Extract every line of the material below and reproduce it faithfully.

————

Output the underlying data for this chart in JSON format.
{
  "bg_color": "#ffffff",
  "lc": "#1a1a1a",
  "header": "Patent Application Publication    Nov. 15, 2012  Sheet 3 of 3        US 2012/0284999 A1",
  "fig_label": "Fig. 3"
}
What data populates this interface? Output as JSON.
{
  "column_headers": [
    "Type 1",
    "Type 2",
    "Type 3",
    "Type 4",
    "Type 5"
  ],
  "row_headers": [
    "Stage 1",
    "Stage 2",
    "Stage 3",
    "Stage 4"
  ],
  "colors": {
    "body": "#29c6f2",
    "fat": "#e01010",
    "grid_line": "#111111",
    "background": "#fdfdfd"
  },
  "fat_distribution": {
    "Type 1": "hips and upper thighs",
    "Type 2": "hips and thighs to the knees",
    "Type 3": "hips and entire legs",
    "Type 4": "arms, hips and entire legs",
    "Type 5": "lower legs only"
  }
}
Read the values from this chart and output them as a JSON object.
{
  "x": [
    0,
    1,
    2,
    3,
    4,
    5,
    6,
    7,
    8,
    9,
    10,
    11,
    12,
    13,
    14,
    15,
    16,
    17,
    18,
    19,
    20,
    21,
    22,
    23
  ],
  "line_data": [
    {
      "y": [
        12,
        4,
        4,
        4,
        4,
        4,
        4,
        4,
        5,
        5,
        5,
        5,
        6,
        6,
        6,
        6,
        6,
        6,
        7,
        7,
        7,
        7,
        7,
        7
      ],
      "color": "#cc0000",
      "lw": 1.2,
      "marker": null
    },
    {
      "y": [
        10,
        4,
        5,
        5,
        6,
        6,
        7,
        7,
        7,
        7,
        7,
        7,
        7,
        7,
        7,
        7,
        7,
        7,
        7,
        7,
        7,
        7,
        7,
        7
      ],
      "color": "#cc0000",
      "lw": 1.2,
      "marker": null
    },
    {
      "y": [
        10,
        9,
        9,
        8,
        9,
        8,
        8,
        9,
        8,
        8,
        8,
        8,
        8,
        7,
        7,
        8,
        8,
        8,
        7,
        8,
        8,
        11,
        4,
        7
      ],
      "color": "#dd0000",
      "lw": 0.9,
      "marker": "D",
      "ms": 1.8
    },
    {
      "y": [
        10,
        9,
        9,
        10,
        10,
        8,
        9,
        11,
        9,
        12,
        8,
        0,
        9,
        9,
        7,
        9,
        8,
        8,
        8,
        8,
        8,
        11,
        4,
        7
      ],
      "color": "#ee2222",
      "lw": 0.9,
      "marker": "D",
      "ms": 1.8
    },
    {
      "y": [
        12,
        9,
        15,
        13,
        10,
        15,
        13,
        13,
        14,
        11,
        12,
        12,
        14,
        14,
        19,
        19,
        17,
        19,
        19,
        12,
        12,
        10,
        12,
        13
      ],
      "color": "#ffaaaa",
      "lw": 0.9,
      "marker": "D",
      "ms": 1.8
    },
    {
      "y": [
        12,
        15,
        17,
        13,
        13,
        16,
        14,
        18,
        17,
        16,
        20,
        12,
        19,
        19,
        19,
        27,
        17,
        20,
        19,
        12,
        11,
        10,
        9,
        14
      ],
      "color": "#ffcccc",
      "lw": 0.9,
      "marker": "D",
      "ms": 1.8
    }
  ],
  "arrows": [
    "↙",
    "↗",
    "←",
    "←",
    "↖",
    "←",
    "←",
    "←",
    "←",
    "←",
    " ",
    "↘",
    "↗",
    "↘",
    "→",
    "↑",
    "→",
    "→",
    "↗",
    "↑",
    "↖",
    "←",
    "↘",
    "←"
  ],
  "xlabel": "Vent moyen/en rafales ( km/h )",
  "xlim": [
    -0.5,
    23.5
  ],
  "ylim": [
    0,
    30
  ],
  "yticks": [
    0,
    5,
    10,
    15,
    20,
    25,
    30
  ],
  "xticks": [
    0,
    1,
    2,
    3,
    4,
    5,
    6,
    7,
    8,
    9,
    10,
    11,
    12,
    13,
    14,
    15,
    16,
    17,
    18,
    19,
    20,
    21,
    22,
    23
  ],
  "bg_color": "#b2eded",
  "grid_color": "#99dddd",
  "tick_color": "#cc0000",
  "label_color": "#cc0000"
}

————

### Task output
Output the underlying data for this chart in JSON format.
{
  "bg_color": "#ffffff",
  "lc": "#1a1a1a",
  "header": "Patent Application Publication    Nov. 15, 2012  Sheet 3 of 3        US 2012/0284999 A1",
  "fig_label": "Fig. 3"
}
What data populates this interface? Output as JSON.
{
  "column_headers": [
    "Type 1",
    "Type 2",
    "Type 3",
    "Type 4",
    "Type 5"
  ],
  "row_headers": [
    "Stage 1",
    "Stage 2",
    "Stage 3",
    "Stage 4"
  ],
  "colors": {
    "body": "#29c6f2",
    "fat": "#e01010",
    "grid_line": "#111111",
    "background": "#fdfdfd"
  },
  "fat_distribution": {
    "Type 1": "hips and upper thighs",
    "Type 2": "hips and thighs to the knees",
    "Type 3": "hips and entire legs",
    "Type 4": "arms, hips and entire legs",
    "Type 5": "lower legs only"
  }
}
Read the values from this chart and output them as a JSON object.
{
  "x": [
    0,
    1,
    2,
    3,
    4,
    5,
    6,
    7,
    8,
    9,
    10,
    11,
    12,
    13,
    14,
    15,
    16,
    17,
    18,
    19,
    20,
    21,
    22,
    23
  ],
  "line_data": [
    {
      "y": [
        12,
        4,
        4,
        4,
        4,
        4,
        4,
        4,
        5,
        5,
        5,
        5,
        6,
        6,
        6,
        6,
        6,
        6,
        7,
        7,
        7,
        7,
        7,
        7
      ],
      "color": "#cc0000",
      "lw": 1.2,
      "marker": null
    },
    {
      "y": [
        10,
        4,
        5,
        5,
        6,
        6,
        7,
        7,
        7,
        7,
        7,
        7,
        7,
        7,
        7,
        7,
        7,
        7,
        7,
        7,
        7,
        7,
        7,
        7
      ],
      "color": "#cc0000",
      "lw": 1.2,
      "marker": null
    },
    {
      "y": [
        10,
        9,
        9,
        8,
        9,
        8,
        8,
        9,
        8,
        8,
        8,
        8,
        8,
        7,
        7,
        8,
        8,
        8,
        7,
        8,
        8,
        11,
        4,
        7
      ],
      "color": "#dd0000",
      "lw": 0.9,
      "marker": "D",
      "ms": 1.8
    },
    {
      "y": [
        10,
        9,
        9,
        10,
        10,
        8,
        9,
        11,
        9,
        12,
        8,
        0,
        9,
        9,
        7,
        9,
        8,
        8,
        8,
        8,
        8,
        11,
        4,
        7
      ],
      "color": "#ee2222",
      "lw": 0.9,
      "marker": "D",
      "ms": 1.8
    },
    {
      "y": [
        12,
        9,
        15,
        13,
        10,
        15,
        13,
        13,
        14,
        11,
        12,
        12,
        14,
        14,
        19,
        19,
        17,
        19,
        19,
        12,
        12,
        10,
        12,
        13
      ],
      "color": "#ffaaaa",
      "lw": 0.9,
      "marker": "D",
      "ms": 1.8
    },
    {
      "y": [
        12,
        15,
        17,
        13,
        13,
        16,
        14,
        18,
        17,
        16,
        20,
        12,
        19,
        19,
        19,
        27,
        17,
        20,
        19,
        12,
        11,
        10,
        9,
        14
      ],
      "color": "#ffcccc",
      "lw": 0.9,
      "marker": "D",
      "ms": 1.8
    }
  ],
  "arrows": [
    "↙",
    "↗",
    "←",
    "←",
    "↖",
    "←",
    "←",
    "←",
    "←",
    "←",
    " ",
    "↘",
    "↗",
    "↘",
    "→",
    "↑",
    "→",
    "→",
    "↗",
    "↑",
    "↖",
    "←",
    "↘",
    "←"
  ],
  "xlabel": "Vent moyen/en rafales ( km/h )",
  "xlim": [
    -0.5,
    23.5
  ],
  "ylim": [
    0,
    30
  ],
  "yticks": [
    0,
    5,
    10,
    15,
    20,
    25,
    30
  ],
  "xticks": [
    0,
    1,
    2,
    3,
    4,
    5,
    6,
    7,
    8,
    9,
    10,
    11,
    12,
    13,
    14,
    15,
    16,
    17,
    18,
    19,
    20,
    21,
    22,
    23
  ],
  "bg_color": "#b2eded",
  "grid_color": "#99dddd",
  "tick_color": "#cc0000",
  "label_color": "#cc0000"
}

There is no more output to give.